"""

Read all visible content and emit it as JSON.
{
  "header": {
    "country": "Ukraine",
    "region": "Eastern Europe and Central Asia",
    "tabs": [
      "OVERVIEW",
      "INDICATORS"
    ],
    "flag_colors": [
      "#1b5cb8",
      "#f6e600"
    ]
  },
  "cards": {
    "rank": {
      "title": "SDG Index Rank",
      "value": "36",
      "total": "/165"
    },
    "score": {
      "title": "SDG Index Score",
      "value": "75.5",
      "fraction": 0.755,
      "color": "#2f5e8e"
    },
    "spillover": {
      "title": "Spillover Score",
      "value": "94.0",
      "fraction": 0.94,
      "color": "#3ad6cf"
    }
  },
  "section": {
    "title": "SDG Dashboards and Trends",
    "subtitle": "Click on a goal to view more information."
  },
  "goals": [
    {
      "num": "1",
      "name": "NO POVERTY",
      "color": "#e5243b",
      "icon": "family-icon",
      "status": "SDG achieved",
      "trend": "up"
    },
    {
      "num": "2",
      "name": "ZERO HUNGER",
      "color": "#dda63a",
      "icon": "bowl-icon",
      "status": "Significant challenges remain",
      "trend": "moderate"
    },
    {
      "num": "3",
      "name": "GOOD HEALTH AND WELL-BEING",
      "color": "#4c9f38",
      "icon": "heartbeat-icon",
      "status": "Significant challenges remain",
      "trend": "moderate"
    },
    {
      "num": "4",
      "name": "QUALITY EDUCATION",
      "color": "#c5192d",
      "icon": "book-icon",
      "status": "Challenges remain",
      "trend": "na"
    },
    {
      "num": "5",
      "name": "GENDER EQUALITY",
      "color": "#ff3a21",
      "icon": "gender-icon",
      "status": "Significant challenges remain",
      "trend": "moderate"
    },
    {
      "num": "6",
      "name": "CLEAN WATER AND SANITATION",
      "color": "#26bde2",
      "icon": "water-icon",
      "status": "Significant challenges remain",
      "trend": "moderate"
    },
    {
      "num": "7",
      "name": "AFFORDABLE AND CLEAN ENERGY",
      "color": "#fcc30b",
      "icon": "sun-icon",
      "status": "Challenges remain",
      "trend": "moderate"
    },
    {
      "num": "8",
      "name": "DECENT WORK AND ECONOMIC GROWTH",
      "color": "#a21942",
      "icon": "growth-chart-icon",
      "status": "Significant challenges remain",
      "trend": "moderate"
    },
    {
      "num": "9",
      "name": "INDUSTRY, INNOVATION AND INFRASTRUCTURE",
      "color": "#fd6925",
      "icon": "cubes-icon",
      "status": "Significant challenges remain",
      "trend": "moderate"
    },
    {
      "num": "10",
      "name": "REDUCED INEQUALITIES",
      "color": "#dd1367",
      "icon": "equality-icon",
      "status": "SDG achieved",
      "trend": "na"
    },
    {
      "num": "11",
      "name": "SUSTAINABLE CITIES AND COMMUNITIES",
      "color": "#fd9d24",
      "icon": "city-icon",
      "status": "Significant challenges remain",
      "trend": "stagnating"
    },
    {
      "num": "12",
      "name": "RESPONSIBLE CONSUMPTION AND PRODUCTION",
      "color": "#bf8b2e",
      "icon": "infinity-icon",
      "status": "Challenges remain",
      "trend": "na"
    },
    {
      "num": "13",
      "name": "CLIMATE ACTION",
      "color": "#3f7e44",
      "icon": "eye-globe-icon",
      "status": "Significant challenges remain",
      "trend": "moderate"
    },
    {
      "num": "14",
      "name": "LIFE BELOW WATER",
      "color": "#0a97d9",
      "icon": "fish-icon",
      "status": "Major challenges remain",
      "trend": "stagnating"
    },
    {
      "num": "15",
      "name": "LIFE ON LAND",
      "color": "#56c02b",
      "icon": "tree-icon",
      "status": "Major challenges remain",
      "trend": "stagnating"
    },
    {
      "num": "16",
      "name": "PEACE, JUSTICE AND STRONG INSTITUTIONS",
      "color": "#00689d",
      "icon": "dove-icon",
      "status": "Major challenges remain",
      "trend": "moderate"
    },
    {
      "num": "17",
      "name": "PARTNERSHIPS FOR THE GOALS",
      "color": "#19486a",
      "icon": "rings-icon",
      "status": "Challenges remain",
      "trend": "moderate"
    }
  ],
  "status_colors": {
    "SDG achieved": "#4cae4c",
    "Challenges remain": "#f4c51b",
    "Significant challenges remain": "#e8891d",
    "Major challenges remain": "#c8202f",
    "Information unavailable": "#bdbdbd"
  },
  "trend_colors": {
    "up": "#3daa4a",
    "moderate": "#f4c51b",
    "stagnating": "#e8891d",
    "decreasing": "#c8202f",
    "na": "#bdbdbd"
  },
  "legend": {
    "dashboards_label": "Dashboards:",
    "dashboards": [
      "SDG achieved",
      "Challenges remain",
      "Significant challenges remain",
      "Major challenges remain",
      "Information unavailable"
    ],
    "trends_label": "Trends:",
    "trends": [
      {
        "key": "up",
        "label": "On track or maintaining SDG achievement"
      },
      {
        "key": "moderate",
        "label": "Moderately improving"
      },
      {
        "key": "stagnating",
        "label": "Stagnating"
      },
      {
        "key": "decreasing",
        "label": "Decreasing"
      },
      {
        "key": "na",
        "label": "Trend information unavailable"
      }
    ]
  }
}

"""

Would you restate each of the entries word for word?

Read all visible content and emit it as JSON.
{
  "header": {
    "country": "Ukraine",
    "region": "Eastern Europe and Central Asia",
    "tabs": [
      "OVERVIEW",
      "INDICATORS"
    ],
    "flag_colors": [
      "#1b5cb8",
      "#f6e600"
    ]
  },
  "cards": {
    "rank": {
      "title": "SDG Index Rank",
      "value": "36",
      "total": "/165"
    },
    "score": {
      "title": "SDG Index Score",
      "value": "75.5",
      "fraction": 0.755,
      "color": "#2f5e8e"
    },
    "spillover": {
      "title": "Spillover Score",
      "value": "94.0",
      "fraction": 0.94,
      "color": "#3ad6cf"
    }
  },
  "section": {
    "title": "SDG Dashboards and Trends",
    "subtitle": "Click on a goal to view more information."
  },
  "goals": [
    {
      "num": "1",
      "name": "NO POVERTY",
      "color": "#e5243b",
      "icon": "family-icon",
      "status": "SDG achieved",
      "trend": "up"
    },
    {
      "num": "2",
      "name": "ZERO HUNGER",
      "color": "#dda63a",
      "icon": "bowl-icon",
      "status": "Significant challenges remain",
      "trend": "moderate"
    },
    {
      "num": "3",
      "name": "GOOD HEALTH AND WELL-BEING",
      "color": "#4c9f38",
      "icon": "heartbeat-icon",
      "status": "Significant challenges remain",
      "trend": "moderate"
    },
    {
      "num": "4",
      "name": "QUALITY EDUCATION",
      "color": "#c5192d",
      "icon": "book-icon",
      "status": "Challenges remain",
      "trend": "na"
    },
    {
      "num": "5",
      "name": "GENDER EQUALITY",
      "color": "#ff3a21",
      "icon": "gender-icon",
      "status": "Significant challenges remain",
      "trend": "moderate"
    },
    {
      "num": "6",
      "name": "CLEAN WATER AND SANITATION",
      "color": "#26bde2",
      "icon": "water-icon",
      "status": "Significant challenges remain",
      "trend": "moderate"
    },
    {
      "num": "7",
      "name": "AFFORDABLE AND CLEAN ENERGY",
      "color": "#fcc30b",
      "icon": "sun-icon",
      "status": "Challenges remain",
      "trend": "moderate"
    },
    {
      "num": "8",
      "name": "DECENT WORK AND ECONOMIC GROWTH",
      "color": "#a21942",
      "icon": "growth-chart-icon",
      "status": "Significant challenges remain",
      "trend": "moderate"
    },
    {
      "num": "9",
      "name": "INDUSTRY, INNOVATION AND INFRASTRUCTURE",
      "color": "#fd6925",
      "icon": "cubes-icon",
      "status": "Significant challenges remain",
      "trend": "moderate"
    },
    {
      "num": "10",
      "name": "REDUCED INEQUALITIES",
      "color": "#dd1367",
      "icon": "equality-icon",
      "status": "SDG achieved",
      "trend": "na"
    },
    {
      "num": "11",
      "name": "SUSTAINABLE CITIES AND COMMUNITIES",
      "color": "#fd9d24",
      "icon": "city-icon",
      "status": "Significant challenges remain",
      "trend": "stagnating"
    },
    {
      "num": "12",
      "name": "RESPONSIBLE CONSUMPTION AND PRODUCTION",
      "color": "#bf8b2e",
      "icon": "infinity-icon",
      "status": "Challenges remain",
      "trend": "na"
    },
    {
      "num": "13",
      "name": "CLIMATE ACTION",
      "color": "#3f7e44",
      "icon": "eye-globe-icon",
      "status": "Significant challenges remain",
      "trend": "moderate"
    },
    {
      "num": "14",
      "name": "LIFE BELOW WATER",
      "color": "#0a97d9",
      "icon": "fish-icon",
      "status": "Major challenges remain",
      "trend": "stagnating"
    },
    {
      "num": "15",
      "name": "LIFE ON LAND",
      "color": "#56c02b",
      "icon": "tree-icon",
      "status": "Major challenges remain",
      "trend": "stagnating"
    },
    {
      "num": "16",
      "name": "PEACE, JUSTICE AND STRONG INSTITUTIONS",
      "color": "#00689d",
      "icon": "dove-icon",
      "status": "Major challenges remain",
      "trend": "moderate"
    },
    {
      "num": "17",
      "name": "PARTNERSHIPS FOR THE GOALS",
      "color": "#19486a",
      "icon": "rings-icon",
      "status": "Challenges remain",
      "trend": "moderate"
    }
  ],
  "status_colors": {
    "SDG achieved": "#4cae4c",
    "Challenges remain": "#f4c51b",
    "Significant challenges remain": "#e8891d",
    "Major challenges remain": "#c8202f",
    "Information unavailable": "#bdbdbd"
  },
  "trend_colors": {
    "up": "#3daa4a",
    "moderate": "#f4c51b",
    "stagnating": "#e8891d",
    "decreasing": "#c8202f",
    "na": "#bdbdbd"
  },
  "legend": {
    "dashboards_label": "Dashboards:",
    "dashboards": [
      "SDG achieved",
      "Challenges remain",
      "Significant challenges remain",
      "Major challenges remain",
      "Information unavailable"
    ],
    "trends_label": "Trends:",
    "trends": [
      {
        "key": "up",
        "label": "On track or maintaining SDG achievement"
      },
      {
        "key": "moderate",
        "label": "Moderately improving"
      },
      {
        "key": "stagnating",
        "label": "Stagnating"
      },
      {
        "key": "decreasing",
        "label": "Decreasing"
      },
      {
        "key": "na",
        "label": "Trend information unavailable"
      }
    ]
  }
}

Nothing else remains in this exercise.